Can you output the material exactly as written, minus any pictures it holds?

..........

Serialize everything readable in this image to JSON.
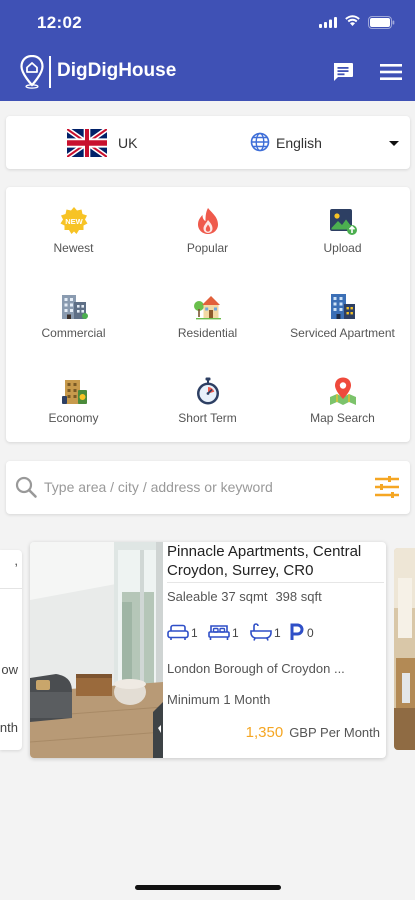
{
  "status_bar": {
    "time": "12:02"
  },
  "app": {
    "title": "DigDigHouse"
  },
  "locale": {
    "region": "UK",
    "language": "English"
  },
  "categories": [
    {
      "label": "Newest",
      "icon": "new-badge-icon"
    },
    {
      "label": "Popular",
      "icon": "flame-icon"
    },
    {
      "label": "Upload",
      "icon": "upload-photo-icon"
    },
    {
      "label": "Commercial",
      "icon": "office-building-icon"
    },
    {
      "label": "Residential",
      "icon": "house-icon"
    },
    {
      "label": "Serviced Apartment",
      "icon": "apartment-building-icon"
    },
    {
      "label": "Economy",
      "icon": "economy-building-icon"
    },
    {
      "label": "Short Term",
      "icon": "stopwatch-icon"
    },
    {
      "label": "Map Search",
      "icon": "map-pin-icon"
    }
  ],
  "search": {
    "placeholder": "Type area / city / address or keyword"
  },
  "peek_left": {
    "lines": [
      ",",
      "ow",
      "nth"
    ]
  },
  "listing": {
    "title": "Pinnacle Apartments, Central Croydon, Surrey, CR0",
    "saleable": "Saleable 37 sqmt",
    "sqft": "398 sqft",
    "features": [
      {
        "icon": "sofa-icon",
        "count": "1"
      },
      {
        "icon": "bed-icon",
        "count": "1"
      },
      {
        "icon": "bathtub-icon",
        "count": "1"
      },
      {
        "icon": "parking-icon",
        "count": "0"
      }
    ],
    "borough": "London Borough of Croydon ...",
    "min_stay": "Minimum 1 Month",
    "price": "1,350",
    "price_unit": "GBP Per Month"
  },
  "colors": {
    "primary": "#3f51b5",
    "accent": "#f5a623",
    "feature_blue": "#2f4fc7"
  }
}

..........

*Expected answer*:
Serialize everything readable in this image to JSON.
{
  "status_bar": {
    "time": "12:02"
  },
  "app": {
    "title": "DigDigHouse"
  },
  "locale": {
    "region": "UK",
    "language": "English"
  },
  "categories": [
    {
      "label": "Newest",
      "icon": "new-badge-icon"
    },
    {
      "label": "Popular",
      "icon": "flame-icon"
    },
    {
      "label": "Upload",
      "icon": "upload-photo-icon"
    },
    {
      "label": "Commercial",
      "icon": "office-building-icon"
    },
    {
      "label": "Residential",
      "icon": "house-icon"
    },
    {
      "label": "Serviced Apartment",
      "icon": "apartment-building-icon"
    },
    {
      "label": "Economy",
      "icon": "economy-building-icon"
    },
    {
      "label": "Short Term",
      "icon": "stopwatch-icon"
    },
    {
      "label": "Map Search",
      "icon": "map-pin-icon"
    }
  ],
  "search": {
    "placeholder": "Type area / city / address or keyword"
  },
  "peek_left": {
    "lines": [
      ",",
      "ow",
      "nth"
    ]
  },
  "listing": {
    "title": "Pinnacle Apartments, Central Croydon, Surrey, CR0",
    "saleable": "Saleable 37 sqmt",
    "sqft": "398 sqft",
    "features": [
      {
        "icon": "sofa-icon",
        "count": "1"
      },
      {
        "icon": "bed-icon",
        "count": "1"
      },
      {
        "icon": "bathtub-icon",
        "count": "1"
      },
      {
        "icon": "parking-icon",
        "count": "0"
      }
    ],
    "borough": "London Borough of Croydon ...",
    "min_stay": "Minimum 1 Month",
    "price": "1,350",
    "price_unit": "GBP Per Month"
  },
  "colors": {
    "primary": "#3f51b5",
    "accent": "#f5a623",
    "feature_blue": "#2f4fc7"
  }
}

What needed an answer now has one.